>> Start Stored records

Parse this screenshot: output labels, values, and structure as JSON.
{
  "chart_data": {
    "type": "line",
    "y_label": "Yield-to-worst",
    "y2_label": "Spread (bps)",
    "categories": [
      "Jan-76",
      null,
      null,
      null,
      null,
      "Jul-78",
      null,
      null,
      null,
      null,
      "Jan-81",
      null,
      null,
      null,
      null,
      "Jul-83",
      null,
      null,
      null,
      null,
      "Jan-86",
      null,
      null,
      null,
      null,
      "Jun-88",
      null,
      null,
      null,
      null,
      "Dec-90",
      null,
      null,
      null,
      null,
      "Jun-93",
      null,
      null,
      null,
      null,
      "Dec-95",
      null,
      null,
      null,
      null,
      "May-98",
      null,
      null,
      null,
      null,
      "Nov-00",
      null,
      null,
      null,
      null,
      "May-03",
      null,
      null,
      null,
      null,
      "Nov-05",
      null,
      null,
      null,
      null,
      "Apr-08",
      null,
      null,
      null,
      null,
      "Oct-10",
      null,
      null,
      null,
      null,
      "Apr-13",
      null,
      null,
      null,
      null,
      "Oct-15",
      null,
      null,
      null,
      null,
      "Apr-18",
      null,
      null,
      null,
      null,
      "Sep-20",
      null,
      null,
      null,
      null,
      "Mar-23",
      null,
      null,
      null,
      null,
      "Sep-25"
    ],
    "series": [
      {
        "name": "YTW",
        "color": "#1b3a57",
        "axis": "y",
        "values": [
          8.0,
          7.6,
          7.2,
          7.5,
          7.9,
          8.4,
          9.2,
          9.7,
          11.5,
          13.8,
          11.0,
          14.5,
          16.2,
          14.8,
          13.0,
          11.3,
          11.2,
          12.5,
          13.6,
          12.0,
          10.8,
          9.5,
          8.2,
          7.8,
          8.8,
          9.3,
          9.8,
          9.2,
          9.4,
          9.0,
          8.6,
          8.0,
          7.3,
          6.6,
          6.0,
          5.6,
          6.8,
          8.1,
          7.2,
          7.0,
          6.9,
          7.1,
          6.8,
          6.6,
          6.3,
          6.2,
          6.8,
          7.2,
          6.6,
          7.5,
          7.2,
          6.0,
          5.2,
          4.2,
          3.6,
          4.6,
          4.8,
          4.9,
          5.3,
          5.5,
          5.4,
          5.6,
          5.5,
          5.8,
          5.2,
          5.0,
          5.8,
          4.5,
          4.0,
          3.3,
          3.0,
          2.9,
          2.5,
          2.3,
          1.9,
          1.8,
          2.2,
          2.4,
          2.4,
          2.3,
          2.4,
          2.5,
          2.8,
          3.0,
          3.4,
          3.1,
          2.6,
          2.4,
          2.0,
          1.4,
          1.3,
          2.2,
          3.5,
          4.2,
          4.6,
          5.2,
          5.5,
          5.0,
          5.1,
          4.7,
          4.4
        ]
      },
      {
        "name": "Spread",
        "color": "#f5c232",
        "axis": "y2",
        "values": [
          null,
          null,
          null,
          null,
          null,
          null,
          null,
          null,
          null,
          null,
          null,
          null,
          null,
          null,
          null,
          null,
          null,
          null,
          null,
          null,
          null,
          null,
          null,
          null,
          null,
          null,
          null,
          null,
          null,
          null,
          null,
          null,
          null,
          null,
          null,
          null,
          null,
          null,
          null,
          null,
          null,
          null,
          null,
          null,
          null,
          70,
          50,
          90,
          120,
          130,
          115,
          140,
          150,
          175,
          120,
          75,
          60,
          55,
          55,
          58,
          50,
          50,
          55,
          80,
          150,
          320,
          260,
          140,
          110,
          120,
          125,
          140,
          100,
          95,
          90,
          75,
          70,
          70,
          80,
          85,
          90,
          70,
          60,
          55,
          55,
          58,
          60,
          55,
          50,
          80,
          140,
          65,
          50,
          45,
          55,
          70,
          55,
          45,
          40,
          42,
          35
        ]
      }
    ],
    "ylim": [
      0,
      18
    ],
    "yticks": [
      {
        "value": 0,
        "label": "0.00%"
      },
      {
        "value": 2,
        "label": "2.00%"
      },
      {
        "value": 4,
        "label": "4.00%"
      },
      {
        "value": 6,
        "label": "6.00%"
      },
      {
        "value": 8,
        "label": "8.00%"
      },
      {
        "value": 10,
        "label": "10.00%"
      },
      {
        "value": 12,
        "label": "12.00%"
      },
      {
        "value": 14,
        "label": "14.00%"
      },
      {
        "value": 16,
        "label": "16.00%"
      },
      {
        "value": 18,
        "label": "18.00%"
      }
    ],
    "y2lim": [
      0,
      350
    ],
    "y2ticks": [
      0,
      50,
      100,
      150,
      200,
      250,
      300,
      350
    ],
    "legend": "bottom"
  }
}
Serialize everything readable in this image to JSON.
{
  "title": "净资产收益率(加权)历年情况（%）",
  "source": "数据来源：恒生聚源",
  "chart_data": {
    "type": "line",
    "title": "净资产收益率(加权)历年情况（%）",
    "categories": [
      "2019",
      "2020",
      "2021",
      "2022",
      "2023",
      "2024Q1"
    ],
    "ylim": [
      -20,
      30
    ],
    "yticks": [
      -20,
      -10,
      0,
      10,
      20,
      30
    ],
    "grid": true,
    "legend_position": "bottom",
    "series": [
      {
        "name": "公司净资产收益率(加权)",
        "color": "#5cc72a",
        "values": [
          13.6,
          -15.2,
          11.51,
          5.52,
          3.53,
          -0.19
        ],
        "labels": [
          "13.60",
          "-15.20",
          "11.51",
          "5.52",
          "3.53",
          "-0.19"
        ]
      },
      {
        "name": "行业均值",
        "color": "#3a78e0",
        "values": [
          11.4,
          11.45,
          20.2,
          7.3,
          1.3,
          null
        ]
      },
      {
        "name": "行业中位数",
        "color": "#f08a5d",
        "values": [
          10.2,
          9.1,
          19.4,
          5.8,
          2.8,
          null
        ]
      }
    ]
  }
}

>> End Stored records

Take the line that contains "Serialize everything readable" and every line after it through the end of the listing above, and repeat them exactly.

Serialize everything readable in this image to JSON.
{
  "title": "净资产收益率(加权)历年情况（%）",
  "source": "数据来源：恒生聚源",
  "chart_data": {
    "type": "line",
    "title": "净资产收益率(加权)历年情况（%）",
    "categories": [
      "2019",
      "2020",
      "2021",
      "2022",
      "2023",
      "2024Q1"
    ],
    "ylim": [
      -20,
      30
    ],
    "yticks": [
      -20,
      -10,
      0,
      10,
      20,
      30
    ],
    "grid": true,
    "legend_position": "bottom",
    "series": [
      {
        "name": "公司净资产收益率(加权)",
        "color": "#5cc72a",
        "values": [
          13.6,
          -15.2,
          11.51,
          5.52,
          3.53,
          -0.19
        ],
        "labels": [
          "13.60",
          "-15.20",
          "11.51",
          "5.52",
          "3.53",
          "-0.19"
        ]
      },
      {
        "name": "行业均值",
        "color": "#3a78e0",
        "values": [
          11.4,
          11.45,
          20.2,
          7.3,
          1.3,
          null
        ]
      },
      {
        "name": "行业中位数",
        "color": "#f08a5d",
        "values": [
          10.2,
          9.1,
          19.4,
          5.8,
          2.8,
          null
        ]
      }
    ]
  }
}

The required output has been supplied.